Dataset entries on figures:
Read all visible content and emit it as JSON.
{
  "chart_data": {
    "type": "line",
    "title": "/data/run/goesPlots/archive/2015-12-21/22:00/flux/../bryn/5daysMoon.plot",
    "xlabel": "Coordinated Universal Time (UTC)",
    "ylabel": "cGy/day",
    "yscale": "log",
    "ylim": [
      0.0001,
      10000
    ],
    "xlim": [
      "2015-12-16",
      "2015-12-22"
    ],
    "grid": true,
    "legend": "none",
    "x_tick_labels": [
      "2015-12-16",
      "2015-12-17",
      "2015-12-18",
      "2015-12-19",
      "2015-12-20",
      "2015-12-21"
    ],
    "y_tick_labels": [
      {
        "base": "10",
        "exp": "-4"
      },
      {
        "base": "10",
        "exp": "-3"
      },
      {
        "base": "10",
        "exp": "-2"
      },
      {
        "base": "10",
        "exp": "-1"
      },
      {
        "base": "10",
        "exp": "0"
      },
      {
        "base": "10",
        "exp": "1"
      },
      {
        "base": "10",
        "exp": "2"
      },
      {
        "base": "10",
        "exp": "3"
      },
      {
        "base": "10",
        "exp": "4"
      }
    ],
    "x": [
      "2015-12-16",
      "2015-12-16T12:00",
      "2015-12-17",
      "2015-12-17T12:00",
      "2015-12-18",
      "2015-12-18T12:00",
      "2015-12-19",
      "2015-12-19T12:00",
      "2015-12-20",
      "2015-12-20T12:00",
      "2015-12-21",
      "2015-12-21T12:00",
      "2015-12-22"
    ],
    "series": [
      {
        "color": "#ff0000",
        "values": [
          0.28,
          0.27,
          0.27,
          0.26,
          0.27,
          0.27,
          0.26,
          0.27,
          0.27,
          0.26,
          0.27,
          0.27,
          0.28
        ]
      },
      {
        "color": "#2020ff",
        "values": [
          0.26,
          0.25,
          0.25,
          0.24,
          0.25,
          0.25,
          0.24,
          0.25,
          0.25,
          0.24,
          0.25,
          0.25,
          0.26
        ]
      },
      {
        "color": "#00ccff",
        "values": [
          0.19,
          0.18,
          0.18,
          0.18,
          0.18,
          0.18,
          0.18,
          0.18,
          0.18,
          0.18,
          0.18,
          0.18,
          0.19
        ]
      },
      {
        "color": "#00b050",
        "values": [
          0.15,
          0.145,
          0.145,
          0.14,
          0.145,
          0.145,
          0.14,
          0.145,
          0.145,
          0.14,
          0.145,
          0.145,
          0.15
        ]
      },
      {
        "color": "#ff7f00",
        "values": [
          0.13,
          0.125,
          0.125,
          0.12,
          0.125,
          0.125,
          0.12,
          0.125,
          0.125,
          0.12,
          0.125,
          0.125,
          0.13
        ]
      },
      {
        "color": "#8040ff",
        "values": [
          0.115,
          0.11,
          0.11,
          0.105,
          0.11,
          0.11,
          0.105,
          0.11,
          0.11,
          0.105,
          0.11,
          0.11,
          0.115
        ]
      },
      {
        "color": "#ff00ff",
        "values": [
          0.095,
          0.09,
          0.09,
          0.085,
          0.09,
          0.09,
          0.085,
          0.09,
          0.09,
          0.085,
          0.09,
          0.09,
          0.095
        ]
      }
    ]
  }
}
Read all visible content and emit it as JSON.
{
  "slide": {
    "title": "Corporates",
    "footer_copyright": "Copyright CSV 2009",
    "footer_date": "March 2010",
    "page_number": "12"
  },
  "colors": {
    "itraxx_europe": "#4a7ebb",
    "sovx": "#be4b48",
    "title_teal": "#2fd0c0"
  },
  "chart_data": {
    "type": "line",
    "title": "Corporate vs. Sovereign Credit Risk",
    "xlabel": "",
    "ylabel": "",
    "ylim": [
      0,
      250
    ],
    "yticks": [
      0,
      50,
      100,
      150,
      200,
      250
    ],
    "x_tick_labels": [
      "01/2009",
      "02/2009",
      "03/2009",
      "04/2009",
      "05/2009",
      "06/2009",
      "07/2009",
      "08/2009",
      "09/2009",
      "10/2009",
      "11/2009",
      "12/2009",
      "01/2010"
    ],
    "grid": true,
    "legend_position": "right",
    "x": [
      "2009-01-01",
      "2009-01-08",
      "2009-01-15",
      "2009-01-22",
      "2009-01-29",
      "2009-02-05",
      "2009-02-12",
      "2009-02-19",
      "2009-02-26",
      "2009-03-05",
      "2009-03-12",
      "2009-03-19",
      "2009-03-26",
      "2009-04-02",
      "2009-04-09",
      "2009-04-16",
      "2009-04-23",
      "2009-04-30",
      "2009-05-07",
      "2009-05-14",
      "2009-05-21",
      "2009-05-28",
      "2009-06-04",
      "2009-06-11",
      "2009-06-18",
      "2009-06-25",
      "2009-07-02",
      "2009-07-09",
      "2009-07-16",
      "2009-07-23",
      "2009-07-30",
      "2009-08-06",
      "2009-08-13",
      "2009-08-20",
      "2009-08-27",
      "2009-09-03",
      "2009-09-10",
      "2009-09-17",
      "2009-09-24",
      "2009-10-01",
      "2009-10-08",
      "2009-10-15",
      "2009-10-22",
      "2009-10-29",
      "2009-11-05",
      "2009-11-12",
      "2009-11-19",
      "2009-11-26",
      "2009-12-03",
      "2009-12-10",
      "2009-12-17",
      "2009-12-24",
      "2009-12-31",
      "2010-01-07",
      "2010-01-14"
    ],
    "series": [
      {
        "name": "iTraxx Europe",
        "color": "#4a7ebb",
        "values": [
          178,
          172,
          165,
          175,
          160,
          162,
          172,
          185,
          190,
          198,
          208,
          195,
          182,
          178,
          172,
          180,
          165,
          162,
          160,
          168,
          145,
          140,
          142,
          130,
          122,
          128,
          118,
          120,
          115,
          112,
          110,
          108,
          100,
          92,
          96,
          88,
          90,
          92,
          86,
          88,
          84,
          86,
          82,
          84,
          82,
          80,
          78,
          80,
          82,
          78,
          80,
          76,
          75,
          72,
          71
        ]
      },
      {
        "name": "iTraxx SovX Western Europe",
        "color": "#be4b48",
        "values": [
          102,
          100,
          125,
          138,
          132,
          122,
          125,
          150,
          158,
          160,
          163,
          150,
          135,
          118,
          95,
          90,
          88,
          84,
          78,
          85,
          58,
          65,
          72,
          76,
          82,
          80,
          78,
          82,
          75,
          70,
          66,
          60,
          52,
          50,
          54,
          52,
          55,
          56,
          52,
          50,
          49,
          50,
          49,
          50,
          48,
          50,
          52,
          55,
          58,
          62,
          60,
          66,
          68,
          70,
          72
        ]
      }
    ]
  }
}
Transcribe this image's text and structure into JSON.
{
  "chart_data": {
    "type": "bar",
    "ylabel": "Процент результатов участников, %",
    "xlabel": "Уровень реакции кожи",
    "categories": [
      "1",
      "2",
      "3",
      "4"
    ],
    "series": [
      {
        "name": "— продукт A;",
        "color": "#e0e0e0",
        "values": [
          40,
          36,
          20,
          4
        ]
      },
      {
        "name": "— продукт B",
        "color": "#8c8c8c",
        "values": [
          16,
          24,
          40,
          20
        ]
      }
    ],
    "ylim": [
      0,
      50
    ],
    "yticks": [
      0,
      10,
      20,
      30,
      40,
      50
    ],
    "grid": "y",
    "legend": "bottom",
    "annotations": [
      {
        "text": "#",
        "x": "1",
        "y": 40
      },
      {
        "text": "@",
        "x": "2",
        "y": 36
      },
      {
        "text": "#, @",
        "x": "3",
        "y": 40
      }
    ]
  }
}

The exercise =>
Please return the data above exactly as given.

The output =>
Read all visible content and emit it as JSON.
{
  "chart_data": {
    "type": "line",
    "title": "/data/run/goesPlots/archive/2015-12-21/22:00/flux/../bryn/5daysMoon.plot",
    "xlabel": "Coordinated Universal Time (UTC)",
    "ylabel": "cGy/day",
    "yscale": "log",
    "ylim": [
      0.0001,
      10000
    ],
    "xlim": [
      "2015-12-16",
      "2015-12-22"
    ],
    "grid": true,
    "legend": "none",
    "x_tick_labels": [
      "2015-12-16",
      "2015-12-17",
      "2015-12-18",
      "2015-12-19",
      "2015-12-20",
      "2015-12-21"
    ],
    "y_tick_labels": [
      {
        "base": "10",
        "exp": "-4"
      },
      {
        "base": "10",
        "exp": "-3"
      },
      {
        "base": "10",
        "exp": "-2"
      },
      {
        "base": "10",
        "exp": "-1"
      },
      {
        "base": "10",
        "exp": "0"
      },
      {
        "base": "10",
        "exp": "1"
      },
      {
        "base": "10",
        "exp": "2"
      },
      {
        "base": "10",
        "exp": "3"
      },
      {
        "base": "10",
        "exp": "4"
      }
    ],
    "x": [
      "2015-12-16",
      "2015-12-16T12:00",
      "2015-12-17",
      "2015-12-17T12:00",
      "2015-12-18",
      "2015-12-18T12:00",
      "2015-12-19",
      "2015-12-19T12:00",
      "2015-12-20",
      "2015-12-20T12:00",
      "2015-12-21",
      "2015-12-21T12:00",
      "2015-12-22"
    ],
    "series": [
      {
        "color": "#ff0000",
        "values": [
          0.28,
          0.27,
          0.27,
          0.26,
          0.27,
          0.27,
          0.26,
          0.27,
          0.27,
          0.26,
          0.27,
          0.27,
          0.28
        ]
      },
      {
        "color": "#2020ff",
        "values": [
          0.26,
          0.25,
          0.25,
          0.24,
          0.25,
          0.25,
          0.24,
          0.25,
          0.25,
          0.24,
          0.25,
          0.25,
          0.26
        ]
      },
      {
        "color": "#00ccff",
        "values": [
          0.19,
          0.18,
          0.18,
          0.18,
          0.18,
          0.18,
          0.18,
          0.18,
          0.18,
          0.18,
          0.18,
          0.18,
          0.19
        ]
      },
      {
        "color": "#00b050",
        "values": [
          0.15,
          0.145,
          0.145,
          0.14,
          0.145,
          0.145,
          0.14,
          0.145,
          0.145,
          0.14,
          0.145,
          0.145,
          0.15
        ]
      },
      {
        "color": "#ff7f00",
        "values": [
          0.13,
          0.125,
          0.125,
          0.12,
          0.125,
          0.125,
          0.12,
          0.125,
          0.125,
          0.12,
          0.125,
          0.125,
          0.13
        ]
      },
      {
        "color": "#8040ff",
        "values": [
          0.115,
          0.11,
          0.11,
          0.105,
          0.11,
          0.11,
          0.105,
          0.11,
          0.11,
          0.105,
          0.11,
          0.11,
          0.115
        ]
      },
      {
        "color": "#ff00ff",
        "values": [
          0.095,
          0.09,
          0.09,
          0.085,
          0.09,
          0.09,
          0.085,
          0.09,
          0.09,
          0.085,
          0.09,
          0.09,
          0.095
        ]
      }
    ]
  }
}
Read all visible content and emit it as JSON.
{
  "slide": {
    "title": "Corporates",
    "footer_copyright": "Copyright CSV 2009",
    "footer_date": "March 2010",
    "page_number": "12"
  },
  "colors": {
    "itraxx_europe": "#4a7ebb",
    "sovx": "#be4b48",
    "title_teal": "#2fd0c0"
  },
  "chart_data": {
    "type": "line",
    "title": "Corporate vs. Sovereign Credit Risk",
    "xlabel": "",
    "ylabel": "",
    "ylim": [
      0,
      250
    ],
    "yticks": [
      0,
      50,
      100,
      150,
      200,
      250
    ],
    "x_tick_labels": [
      "01/2009",
      "02/2009",
      "03/2009",
      "04/2009",
      "05/2009",
      "06/2009",
      "07/2009",
      "08/2009",
      "09/2009",
      "10/2009",
      "11/2009",
      "12/2009",
      "01/2010"
    ],
    "grid": true,
    "legend_position": "right",
    "x": [
      "2009-01-01",
      "2009-01-08",
      "2009-01-15",
      "2009-01-22",
      "2009-01-29",
      "2009-02-05",
      "2009-02-12",
      "2009-02-19",
      "2009-02-26",
      "2009-03-05",
      "2009-03-12",
      "2009-03-19",
      "2009-03-26",
      "2009-04-02",
      "2009-04-09",
      "2009-04-16",
      "2009-04-23",
      "2009-04-30",
      "2009-05-07",
      "2009-05-14",
      "2009-05-21",
      "2009-05-28",
      "2009-06-04",
      "2009-06-11",
      "2009-06-18",
      "2009-06-25",
      "2009-07-02",
      "2009-07-09",
      "2009-07-16",
      "2009-07-23",
      "2009-07-30",
      "2009-08-06",
      "2009-08-13",
      "2009-08-20",
      "2009-08-27",
      "2009-09-03",
      "2009-09-10",
      "2009-09-17",
      "2009-09-24",
      "2009-10-01",
      "2009-10-08",
      "2009-10-15",
      "2009-10-22",
      "2009-10-29",
      "2009-11-05",
      "2009-11-12",
      "2009-11-19",
      "2009-11-26",
      "2009-12-03",
      "2009-12-10",
      "2009-12-17",
      "2009-12-24",
      "2009-12-31",
      "2010-01-07",
      "2010-01-14"
    ],
    "series": [
      {
        "name": "iTraxx Europe",
        "color": "#4a7ebb",
        "values": [
          178,
          172,
          165,
          175,
          160,
          162,
          172,
          185,
          190,
          198,
          208,
          195,
          182,
          178,
          172,
          180,
          165,
          162,
          160,
          168,
          145,
          140,
          142,
          130,
          122,
          128,
          118,
          120,
          115,
          112,
          110,
          108,
          100,
          92,
          96,
          88,
          90,
          92,
          86,
          88,
          84,
          86,
          82,
          84,
          82,
          80,
          78,
          80,
          82,
          78,
          80,
          76,
          75,
          72,
          71
        ]
      },
      {
        "name": "iTraxx SovX Western Europe",
        "color": "#be4b48",
        "values": [
          102,
          100,
          125,
          138,
          132,
          122,
          125,
          150,
          158,
          160,
          163,
          150,
          135,
          118,
          95,
          90,
          88,
          84,
          78,
          85,
          58,
          65,
          72,
          76,
          82,
          80,
          78,
          82,
          75,
          70,
          66,
          60,
          52,
          50,
          54,
          52,
          55,
          56,
          52,
          50,
          49,
          50,
          49,
          50,
          48,
          50,
          52,
          55,
          58,
          62,
          60,
          66,
          68,
          70,
          72
        ]
      }
    ]
  }
}
Transcribe this image's text and structure into JSON.
{
  "chart_data": {
    "type": "bar",
    "ylabel": "Процент результатов участников, %",
    "xlabel": "Уровень реакции кожи",
    "categories": [
      "1",
      "2",
      "3",
      "4"
    ],
    "series": [
      {
        "name": "— продукт A;",
        "color": "#e0e0e0",
        "values": [
          40,
          36,
          20,
          4
        ]
      },
      {
        "name": "— продукт B",
        "color": "#8c8c8c",
        "values": [
          16,
          24,
          40,
          20
        ]
      }
    ],
    "ylim": [
      0,
      50
    ],
    "yticks": [
      0,
      10,
      20,
      30,
      40,
      50
    ],
    "grid": "y",
    "legend": "bottom",
    "annotations": [
      {
        "text": "#",
        "x": "1",
        "y": 40
      },
      {
        "text": "@",
        "x": "2",
        "y": 36
      },
      {
        "text": "#, @",
        "x": "3",
        "y": 40
      }
    ]
  }
}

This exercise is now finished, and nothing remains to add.